══ MATERIAL FOR THE TASK ══
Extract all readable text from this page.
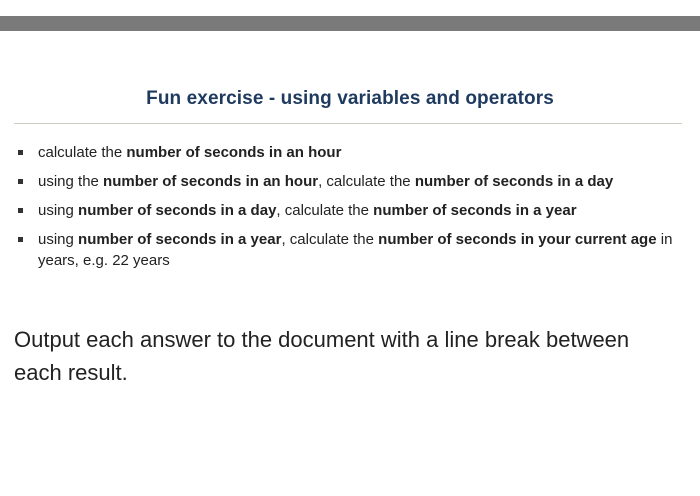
Fun exercise - using variables and operators
calculate the number of seconds in an hour
using the number of seconds in an hour, calculate the number of seconds in a day
using number of seconds in a day, calculate the number of seconds in a year
using number of seconds in a year, calculate the number of seconds in your current age in years, e.g. 22 years
Output each answer to the document with a line break between each result.
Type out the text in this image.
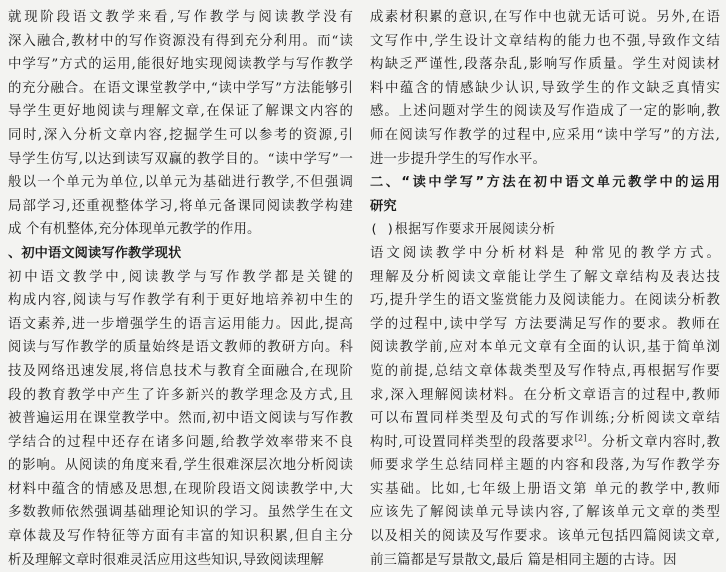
就现阶段语文教学来看,写作教学与阅读教学没有
深入融合,教材中的写作资源没有得到充分利用。而“读
中学写”方式的运用,能很好地实现阅读教学与写作教学
的充分融合。在语文课堂教学中,“读中学写”方法能够引
导学生更好地阅读与理解文章,在保证了解课文内容的
同时,深入分析文章内容,挖掘学生可以参考的资源,引
导学生仿写,以达到读写双赢的教学目的。“读中学写”一
般以一个单元为单位,以单元为基础进行教学,不但强调
局部学习,还重视整体学习,将单元备课同阅读教学构建
成 个有机整体,充分体现单元教学的作用。
、初中语文阅读写作教学现状
初中语文教学中,阅读教学与写作教学都是关键的
构成内容,阅读与写作教学有利于更好地培养初中生的
语文素养,进一步增强学生的语言运用能力。因此,提高
阅读与写作教学的质量始终是语文教师的教研方向。科
技及网络迅速发展,将信息技术与教育全面融合,在现阶
段的教育教学中产生了许多新兴的教学理念及方式,且
被普遍运用在课堂教学中。然而,初中语文阅读与写作教
学结合的过程中还存在诸多问题,给教学效率带来不良
的影响。从阅读的角度来看,学生很难深层次地分析阅读
材料中蕴含的情感及思想,在现阶段语文阅读教学中,大
多数教师依然强调基础理论知识的学习。虽然学生在文
章体裁及写作特征等方面有丰富的知识积累,但自主分
析及理解文章时很难灵活应用这些知识,导致阅读理解
成素材积累的意识,在写作中也就无话可说。另外,在语
文写作中,学生设计文章结构的能力也不强,导致作文结
构缺乏严谨性,段落杂乱,影响写作质量。学生对阅读材
料中蕴含的情感缺少认识,导致学生的作文缺乏真情实
感。上述问题对学生的阅读及写作造成了一定的影响,教
师在阅读写作教学的过程中,应采用“读中学写”的方法,
进一步提升学生的写作水平。
二、“读中学写”方法在初中语文单元教学中的运用
研究
( )根据写作要求开展阅读分析
语文阅读教学中分析材料是 种常见的教学方式。
理解及分析阅读文章能让学生了解文章结构及表达技
巧,提升学生的语文鉴赏能力及阅读能力。在阅读分析教
学的过程中,读中学写 方法要满足写作的要求。教师在
阅读教学前,应对本单元文章有全面的认识,基于简单浏
览的前提,总结文章体裁类型及写作特点,再根据写作要
求,深入理解阅读材料。在分析文章语言的过程中,教师
可以布置同样类型及句式的写作训练;分析阅读文章结
构时,可设置同样类型的段落要求[2]。分析文章内容时,教
师要求学生总结同样主题的内容和段落,为写作教学夯
实基础。比如,七年级上册语文第 单元的教学中,教师
应该先了解阅读单元导读内容,了解该单元文章的类型
以及相关的阅读及写作要求。该单元包括四篇阅读文章,
前三篇都是写景散文,最后 篇是相同主题的古诗。因
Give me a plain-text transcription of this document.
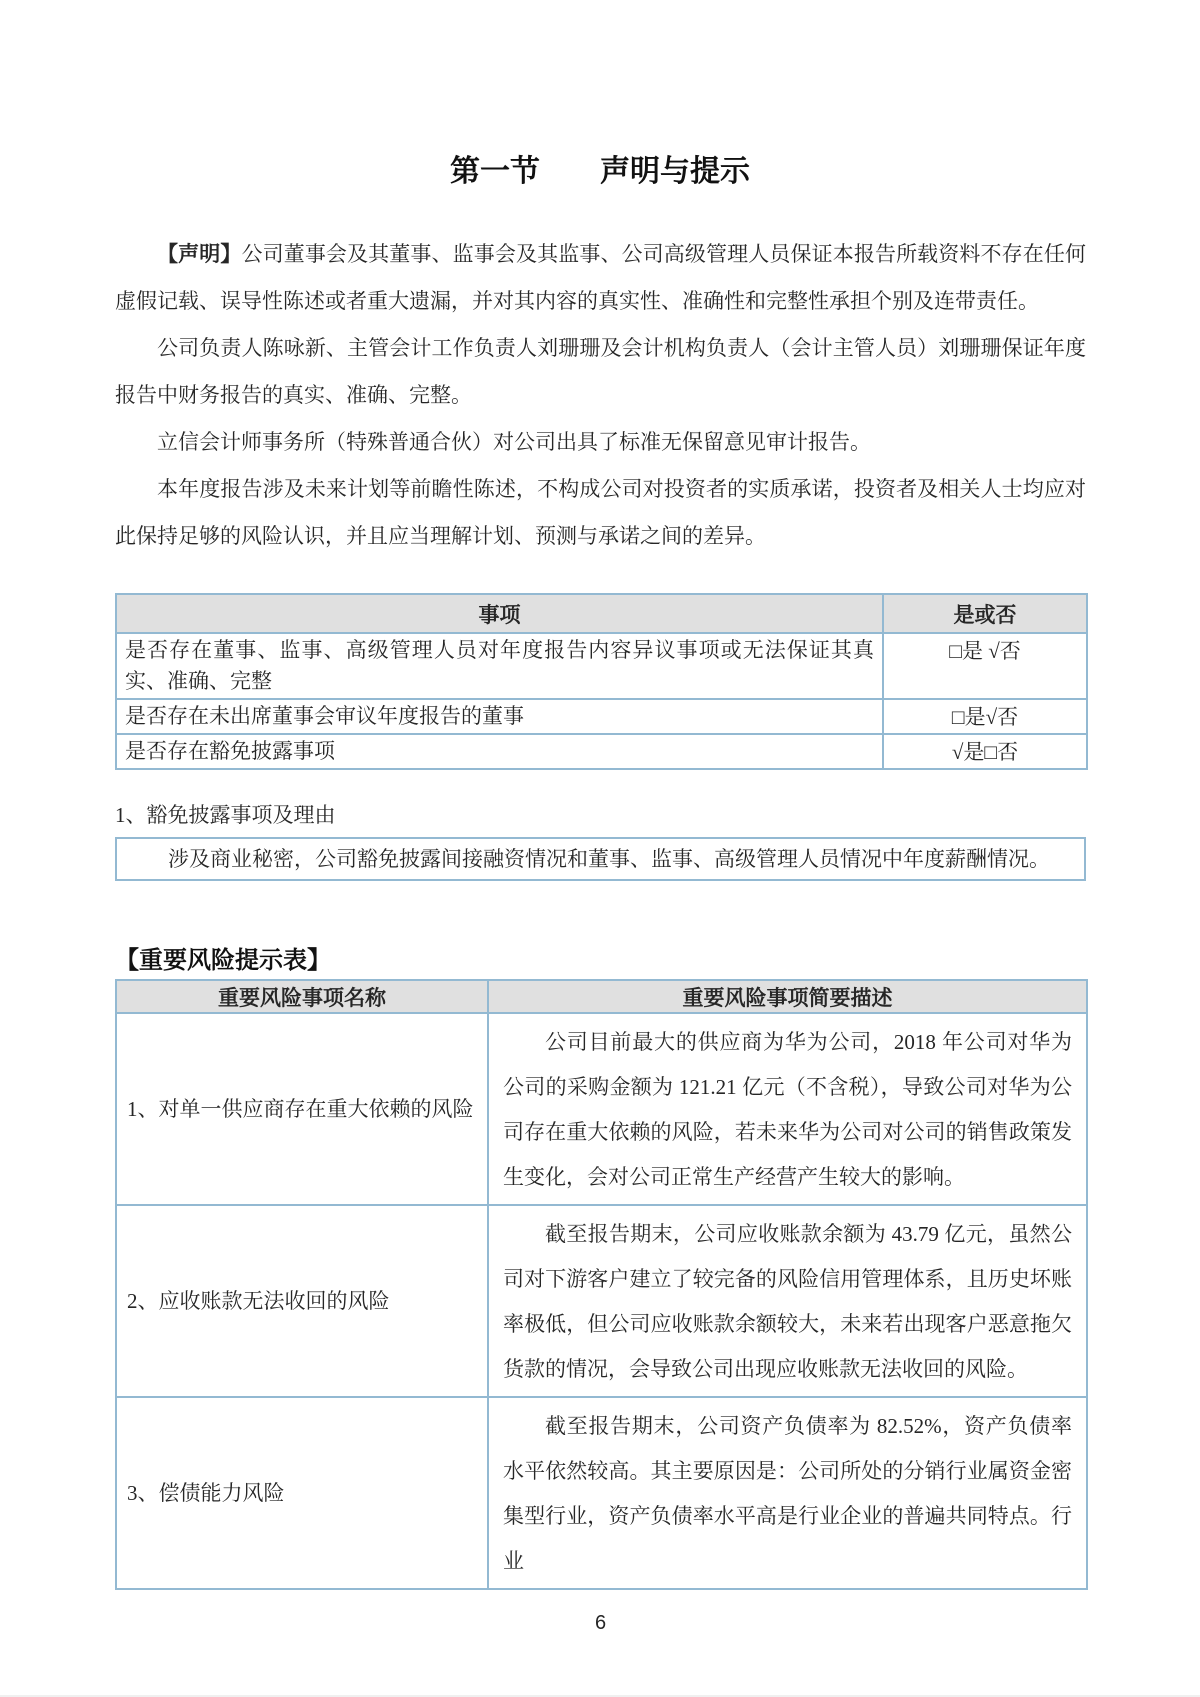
第一节　　声明与提示

【声明】公司董事会及其董事、监事会及其监事、公司高级管理人员保证本报告所载资料不存在任何虚假记载、误导性陈述或者重大遗漏，并对其内容的真实性、准确性和完整性承担个别及连带责任。

公司负责人陈咏新、主管会计工作负责人刘珊珊及会计机构负责人（会计主管人员）刘珊珊保证年度报告中财务报告的真实、准确、完整。

立信会计师事务所（特殊普通合伙）对公司出具了标准无保留意见审计报告。

本年度报告涉及未来计划等前瞻性陈述，不构成公司对投资者的实质承诺，投资者及相关人士均应对此保持足够的风险认识，并且应当理解计划、预测与承诺之间的差异。

事项	是或否
是否存在董事、监事、高级管理人员对年度报告内容异议事项或无法保证其真实、准确、完整	□是 √否
是否存在未出席董事会审议年度报告的董事	□是√否
是否存在豁免披露事项	√是□否
1、豁免披露事项及理由
涉及商业秘密，公司豁免披露间接融资情况和董事、监事、高级管理人员情况中年度薪酬情况。
【重要风险提示表】
重要风险事项名称	重要风险事项简要描述
1、对单一供应商存在重大依赖的风险	公司目前最大的供应商为华为公司，2018 年公司对华为公司的采购金额为 121.21 亿元（不含税），导致公司对华为公司存在重大依赖的风险，若未来华为公司对公司的销售政策发生变化，会对公司正常生产经营产生较大的影响。
2、应收账款无法收回的风险	截至报告期末，公司应收账款余额为 43.79 亿元，虽然公司对下游客户建立了较完备的风险信用管理体系，且历史坏账率极低，但公司应收账款余额较大，未来若出现客户恶意拖欠货款的情况，会导致公司出现应收账款无法收回的风险。
3、偿债能力风险	截至报告期末，公司资产负债率为 82.52%，资产负债率水平依然较高。其主要原因是：公司所处的分销行业属资金密集型行业，资产负债率水平高是行业企业的普遍共同特点。行业
6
═══
REQUIREMENTS -
Retype verbatim only the lines beginning with the line that contains "Give me a plain-text" and ending with the last line of the listing above; pictures are to be excluded.

ANSWER TO THIS TASK -
Give me a plain-text transcription of this document.
第一节　　声明与提示

【声明】公司董事会及其董事、监事会及其监事、公司高级管理人员保证本报告所载资料不存在任何虚假记载、误导性陈述或者重大遗漏，并对其内容的真实性、准确性和完整性承担个别及连带责任。

公司负责人陈咏新、主管会计工作负责人刘珊珊及会计机构负责人（会计主管人员）刘珊珊保证年度报告中财务报告的真实、准确、完整。

立信会计师事务所（特殊普通合伙）对公司出具了标准无保留意见审计报告。

本年度报告涉及未来计划等前瞻性陈述，不构成公司对投资者的实质承诺，投资者及相关人士均应对此保持足够的风险认识，并且应当理解计划、预测与承诺之间的差异。

事项	是或否
是否存在董事、监事、高级管理人员对年度报告内容异议事项或无法保证其真实、准确、完整	□是 √否
是否存在未出席董事会审议年度报告的董事	□是√否
是否存在豁免披露事项	√是□否
1、豁免披露事项及理由
涉及商业秘密，公司豁免披露间接融资情况和董事、监事、高级管理人员情况中年度薪酬情况。
【重要风险提示表】
重要风险事项名称	重要风险事项简要描述
1、对单一供应商存在重大依赖的风险	公司目前最大的供应商为华为公司，2018 年公司对华为公司的采购金额为 121.21 亿元（不含税），导致公司对华为公司存在重大依赖的风险，若未来华为公司对公司的销售政策发生变化，会对公司正常生产经营产生较大的影响。
2、应收账款无法收回的风险	截至报告期末，公司应收账款余额为 43.79 亿元，虽然公司对下游客户建立了较完备的风险信用管理体系，且历史坏账率极低，但公司应收账款余额较大，未来若出现客户恶意拖欠货款的情况，会导致公司出现应收账款无法收回的风险。
3、偿债能力风险	截至报告期末，公司资产负债率为 82.52%，资产负债率水平依然较高。其主要原因是：公司所处的分销行业属资金密集型行业，资产负债率水平高是行业企业的普遍共同特点。行业
6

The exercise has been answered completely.